* _Short problem_: Quote, without change, all of the lines that follow.

* _Data_:
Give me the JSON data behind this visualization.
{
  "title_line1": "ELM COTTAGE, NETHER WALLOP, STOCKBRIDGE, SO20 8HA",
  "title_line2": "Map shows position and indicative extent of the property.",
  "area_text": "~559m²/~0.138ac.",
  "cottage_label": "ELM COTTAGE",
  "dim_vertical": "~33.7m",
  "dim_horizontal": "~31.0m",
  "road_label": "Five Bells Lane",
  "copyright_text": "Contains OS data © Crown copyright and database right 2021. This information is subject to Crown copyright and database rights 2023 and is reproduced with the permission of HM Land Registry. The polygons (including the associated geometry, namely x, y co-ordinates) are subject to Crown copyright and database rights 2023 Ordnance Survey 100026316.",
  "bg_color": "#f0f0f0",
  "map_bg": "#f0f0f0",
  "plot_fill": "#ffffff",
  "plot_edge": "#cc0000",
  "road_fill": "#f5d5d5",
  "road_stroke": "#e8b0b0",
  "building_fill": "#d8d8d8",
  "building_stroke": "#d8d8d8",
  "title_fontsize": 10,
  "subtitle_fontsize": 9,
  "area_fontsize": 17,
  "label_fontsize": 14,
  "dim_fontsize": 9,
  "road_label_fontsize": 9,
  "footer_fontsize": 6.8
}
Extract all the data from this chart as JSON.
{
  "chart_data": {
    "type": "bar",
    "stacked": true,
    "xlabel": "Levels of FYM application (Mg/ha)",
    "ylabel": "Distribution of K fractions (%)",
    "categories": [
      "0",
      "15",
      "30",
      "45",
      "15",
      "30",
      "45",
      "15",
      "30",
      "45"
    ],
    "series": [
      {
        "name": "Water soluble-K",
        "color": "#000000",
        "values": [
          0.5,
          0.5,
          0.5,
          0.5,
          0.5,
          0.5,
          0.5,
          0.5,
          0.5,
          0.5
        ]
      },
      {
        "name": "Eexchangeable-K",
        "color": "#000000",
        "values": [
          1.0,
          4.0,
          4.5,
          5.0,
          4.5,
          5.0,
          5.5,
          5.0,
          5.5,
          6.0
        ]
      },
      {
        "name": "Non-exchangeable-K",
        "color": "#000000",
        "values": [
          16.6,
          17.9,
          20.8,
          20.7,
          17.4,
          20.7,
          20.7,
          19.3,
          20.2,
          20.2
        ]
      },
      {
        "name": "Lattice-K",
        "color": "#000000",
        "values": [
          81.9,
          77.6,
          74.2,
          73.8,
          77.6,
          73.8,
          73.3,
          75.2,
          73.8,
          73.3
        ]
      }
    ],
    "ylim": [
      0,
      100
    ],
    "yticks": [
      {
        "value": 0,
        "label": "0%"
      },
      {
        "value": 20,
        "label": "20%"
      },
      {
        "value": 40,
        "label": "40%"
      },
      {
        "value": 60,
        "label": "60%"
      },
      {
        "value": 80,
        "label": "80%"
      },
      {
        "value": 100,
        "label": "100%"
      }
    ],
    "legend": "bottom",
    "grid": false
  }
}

* _Task answer_:
Give me the JSON data behind this visualization.
{
  "title_line1": "ELM COTTAGE, NETHER WALLOP, STOCKBRIDGE, SO20 8HA",
  "title_line2": "Map shows position and indicative extent of the property.",
  "area_text": "~559m²/~0.138ac.",
  "cottage_label": "ELM COTTAGE",
  "dim_vertical": "~33.7m",
  "dim_horizontal": "~31.0m",
  "road_label": "Five Bells Lane",
  "copyright_text": "Contains OS data © Crown copyright and database right 2021. This information is subject to Crown copyright and database rights 2023 and is reproduced with the permission of HM Land Registry. The polygons (including the associated geometry, namely x, y co-ordinates) are subject to Crown copyright and database rights 2023 Ordnance Survey 100026316.",
  "bg_color": "#f0f0f0",
  "map_bg": "#f0f0f0",
  "plot_fill": "#ffffff",
  "plot_edge": "#cc0000",
  "road_fill": "#f5d5d5",
  "road_stroke": "#e8b0b0",
  "building_fill": "#d8d8d8",
  "building_stroke": "#d8d8d8",
  "title_fontsize": 10,
  "subtitle_fontsize": 9,
  "area_fontsize": 17,
  "label_fontsize": 14,
  "dim_fontsize": 9,
  "road_label_fontsize": 9,
  "footer_fontsize": 6.8
}
Extract all the data from this chart as JSON.
{
  "chart_data": {
    "type": "bar",
    "stacked": true,
    "xlabel": "Levels of FYM application (Mg/ha)",
    "ylabel": "Distribution of K fractions (%)",
    "categories": [
      "0",
      "15",
      "30",
      "45",
      "15",
      "30",
      "45",
      "15",
      "30",
      "45"
    ],
    "series": [
      {
        "name": "Water soluble-K",
        "color": "#000000",
        "values": [
          0.5,
          0.5,
          0.5,
          0.5,
          0.5,
          0.5,
          0.5,
          0.5,
          0.5,
          0.5
        ]
      },
      {
        "name": "Eexchangeable-K",
        "color": "#000000",
        "values": [
          1.0,
          4.0,
          4.5,
          5.0,
          4.5,
          5.0,
          5.5,
          5.0,
          5.5,
          6.0
        ]
      },
      {
        "name": "Non-exchangeable-K",
        "color": "#000000",
        "values": [
          16.6,
          17.9,
          20.8,
          20.7,
          17.4,
          20.7,
          20.7,
          19.3,
          20.2,
          20.2
        ]
      },
      {
        "name": "Lattice-K",
        "color": "#000000",
        "values": [
          81.9,
          77.6,
          74.2,
          73.8,
          77.6,
          73.8,
          73.3,
          75.2,
          73.8,
          73.3
        ]
      }
    ],
    "ylim": [
      0,
      100
    ],
    "yticks": [
      {
        "value": 0,
        "label": "0%"
      },
      {
        "value": 20,
        "label": "20%"
      },
      {
        "value": 40,
        "label": "40%"
      },
      {
        "value": 60,
        "label": "60%"
      },
      {
        "value": 80,
        "label": "80%"
      },
      {
        "value": 100,
        "label": "100%"
      }
    ],
    "legend": "bottom",
    "grid": false
  }
}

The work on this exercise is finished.